(Lines of data)

☆ ☆ ☆ ☆ ☆

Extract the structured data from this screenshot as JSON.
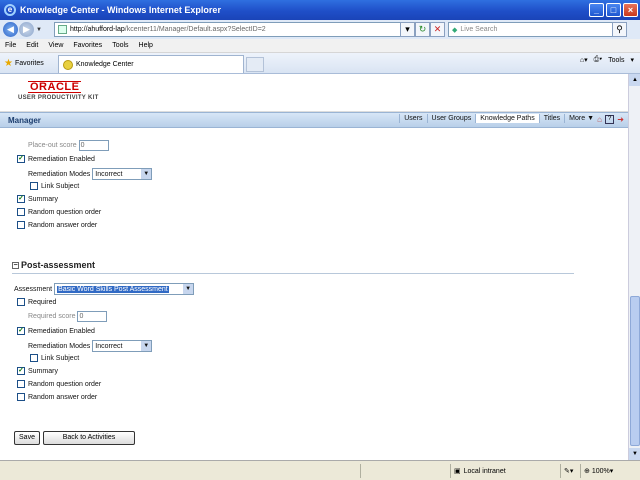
{
  "window": {
    "title": "Knowledge Center - Windows Internet Explorer"
  },
  "address": {
    "url_host": "http://ahufford-lap",
    "url_rest": "/kcenter11/Manager/Default.aspx?SelectID=2",
    "search_placeholder": "Live Search"
  },
  "menu": [
    "File",
    "Edit",
    "View",
    "Favorites",
    "Tools",
    "Help"
  ],
  "favbar": {
    "favorites_label": "Favorites",
    "tab_label": "Knowledge Center",
    "tools_label": "Tools"
  },
  "header": {
    "logo": "ORACLE",
    "subtitle": "USER PRODUCTIVITY KIT"
  },
  "manager": {
    "title": "Manager",
    "tabs": [
      "Users",
      "User Groups",
      "Knowledge Paths",
      "Titles",
      "More ▼"
    ],
    "active_tab": "Knowledge Paths"
  },
  "pre": {
    "placeout_label": "Place-out score",
    "placeout_value": "0",
    "remediation_label": "Remediation Enabled",
    "modes_label": "Remediation Modes",
    "modes_value": "Incorrect",
    "link_subject": "Link Subject",
    "summary": "Summary",
    "random_q": "Random question order",
    "random_a": "Random answer order"
  },
  "post": {
    "section_title": "Post-assessment",
    "assessment_label": "Assessment",
    "assessment_value": "Basic Word Skills Post Assessment",
    "required": "Required",
    "required_score_label": "Required score",
    "required_score_value": "0",
    "remediation_label": "Remediation Enabled",
    "modes_label": "Remediation Modes",
    "modes_value": "Incorrect",
    "link_subject": "Link Subject",
    "summary": "Summary",
    "random_q": "Random question order",
    "random_a": "Random answer order"
  },
  "buttons": {
    "save": "Save",
    "back": "Back to Activities"
  },
  "status": {
    "zone": "Local intranet",
    "zoom": "100%"
  }
}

☆ ☆ ☆ ☆ ☆

Without the pictures, write out all of the material exactly.

EXERCISE SOLUTION →
Extract the structured data from this screenshot as JSON.
{
  "window": {
    "title": "Knowledge Center - Windows Internet Explorer"
  },
  "address": {
    "url_host": "http://ahufford-lap",
    "url_rest": "/kcenter11/Manager/Default.aspx?SelectID=2",
    "search_placeholder": "Live Search"
  },
  "menu": [
    "File",
    "Edit",
    "View",
    "Favorites",
    "Tools",
    "Help"
  ],
  "favbar": {
    "favorites_label": "Favorites",
    "tab_label": "Knowledge Center",
    "tools_label": "Tools"
  },
  "header": {
    "logo": "ORACLE",
    "subtitle": "USER PRODUCTIVITY KIT"
  },
  "manager": {
    "title": "Manager",
    "tabs": [
      "Users",
      "User Groups",
      "Knowledge Paths",
      "Titles",
      "More ▼"
    ],
    "active_tab": "Knowledge Paths"
  },
  "pre": {
    "placeout_label": "Place-out score",
    "placeout_value": "0",
    "remediation_label": "Remediation Enabled",
    "modes_label": "Remediation Modes",
    "modes_value": "Incorrect",
    "link_subject": "Link Subject",
    "summary": "Summary",
    "random_q": "Random question order",
    "random_a": "Random answer order"
  },
  "post": {
    "section_title": "Post-assessment",
    "assessment_label": "Assessment",
    "assessment_value": "Basic Word Skills Post Assessment",
    "required": "Required",
    "required_score_label": "Required score",
    "required_score_value": "0",
    "remediation_label": "Remediation Enabled",
    "modes_label": "Remediation Modes",
    "modes_value": "Incorrect",
    "link_subject": "Link Subject",
    "summary": "Summary",
    "random_q": "Random question order",
    "random_a": "Random answer order"
  },
  "buttons": {
    "save": "Save",
    "back": "Back to Activities"
  },
  "status": {
    "zone": "Local intranet",
    "zoom": "100%"
  }
}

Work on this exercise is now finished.